GOAL: Filter the data for lines with the word "tagged", then copy every line so identified.

AVAILABLE DATA:
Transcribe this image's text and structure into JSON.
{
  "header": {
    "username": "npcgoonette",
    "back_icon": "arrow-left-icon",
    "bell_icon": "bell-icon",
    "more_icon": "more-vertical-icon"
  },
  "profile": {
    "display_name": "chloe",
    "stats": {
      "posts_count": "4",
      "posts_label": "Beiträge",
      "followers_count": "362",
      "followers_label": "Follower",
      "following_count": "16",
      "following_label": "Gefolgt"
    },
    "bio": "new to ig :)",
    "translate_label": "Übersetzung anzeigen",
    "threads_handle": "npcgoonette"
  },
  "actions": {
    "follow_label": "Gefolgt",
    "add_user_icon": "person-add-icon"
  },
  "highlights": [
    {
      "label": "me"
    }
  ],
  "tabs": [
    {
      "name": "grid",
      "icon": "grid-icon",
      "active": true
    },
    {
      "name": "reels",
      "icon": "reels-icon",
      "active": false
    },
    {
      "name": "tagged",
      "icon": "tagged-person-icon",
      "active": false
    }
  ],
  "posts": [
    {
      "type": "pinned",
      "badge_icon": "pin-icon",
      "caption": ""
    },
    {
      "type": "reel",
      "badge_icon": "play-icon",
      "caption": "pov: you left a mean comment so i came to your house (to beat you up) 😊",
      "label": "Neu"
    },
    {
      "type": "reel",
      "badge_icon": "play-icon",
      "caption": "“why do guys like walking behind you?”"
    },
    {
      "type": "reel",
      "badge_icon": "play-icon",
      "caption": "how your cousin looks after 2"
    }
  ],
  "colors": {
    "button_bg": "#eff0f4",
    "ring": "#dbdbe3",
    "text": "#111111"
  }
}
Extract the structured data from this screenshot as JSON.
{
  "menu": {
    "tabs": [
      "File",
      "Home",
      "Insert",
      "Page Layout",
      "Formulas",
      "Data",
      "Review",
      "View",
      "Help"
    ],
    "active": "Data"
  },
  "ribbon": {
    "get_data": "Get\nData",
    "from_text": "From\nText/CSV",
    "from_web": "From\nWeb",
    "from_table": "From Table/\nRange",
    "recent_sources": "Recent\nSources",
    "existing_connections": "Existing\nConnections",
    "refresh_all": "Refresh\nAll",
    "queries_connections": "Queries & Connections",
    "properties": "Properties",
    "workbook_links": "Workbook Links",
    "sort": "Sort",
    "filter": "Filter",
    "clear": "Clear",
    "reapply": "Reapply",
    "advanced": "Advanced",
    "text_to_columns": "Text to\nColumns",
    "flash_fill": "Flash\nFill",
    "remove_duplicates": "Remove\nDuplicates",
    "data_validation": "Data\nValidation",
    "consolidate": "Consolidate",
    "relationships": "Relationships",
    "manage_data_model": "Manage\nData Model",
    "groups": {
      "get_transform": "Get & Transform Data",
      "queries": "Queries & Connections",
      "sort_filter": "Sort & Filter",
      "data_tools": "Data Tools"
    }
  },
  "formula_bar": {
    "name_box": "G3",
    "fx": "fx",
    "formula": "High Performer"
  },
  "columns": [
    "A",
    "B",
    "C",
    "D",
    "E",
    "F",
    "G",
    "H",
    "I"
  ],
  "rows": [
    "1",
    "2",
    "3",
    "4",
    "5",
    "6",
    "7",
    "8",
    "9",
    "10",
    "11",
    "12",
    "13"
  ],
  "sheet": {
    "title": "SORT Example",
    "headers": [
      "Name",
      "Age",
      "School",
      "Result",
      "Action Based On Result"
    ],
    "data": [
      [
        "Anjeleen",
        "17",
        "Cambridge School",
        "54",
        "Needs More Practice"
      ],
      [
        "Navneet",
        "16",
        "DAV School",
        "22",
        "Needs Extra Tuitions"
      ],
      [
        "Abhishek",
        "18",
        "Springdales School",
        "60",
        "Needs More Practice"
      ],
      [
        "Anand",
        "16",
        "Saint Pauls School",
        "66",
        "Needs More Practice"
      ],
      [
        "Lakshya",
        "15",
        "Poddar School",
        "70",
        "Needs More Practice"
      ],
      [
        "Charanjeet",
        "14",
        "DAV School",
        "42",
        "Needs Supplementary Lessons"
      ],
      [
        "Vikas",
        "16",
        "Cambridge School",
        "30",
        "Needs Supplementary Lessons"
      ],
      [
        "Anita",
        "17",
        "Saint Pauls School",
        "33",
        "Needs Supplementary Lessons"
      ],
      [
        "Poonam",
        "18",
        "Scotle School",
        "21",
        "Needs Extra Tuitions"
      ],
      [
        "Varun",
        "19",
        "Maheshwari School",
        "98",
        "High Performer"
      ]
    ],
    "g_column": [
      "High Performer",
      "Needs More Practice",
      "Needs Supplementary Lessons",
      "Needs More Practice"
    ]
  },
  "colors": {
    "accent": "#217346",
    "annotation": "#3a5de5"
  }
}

FULL SOLUTION:
      "name": "tagged",
      "icon": "tagged-person-icon",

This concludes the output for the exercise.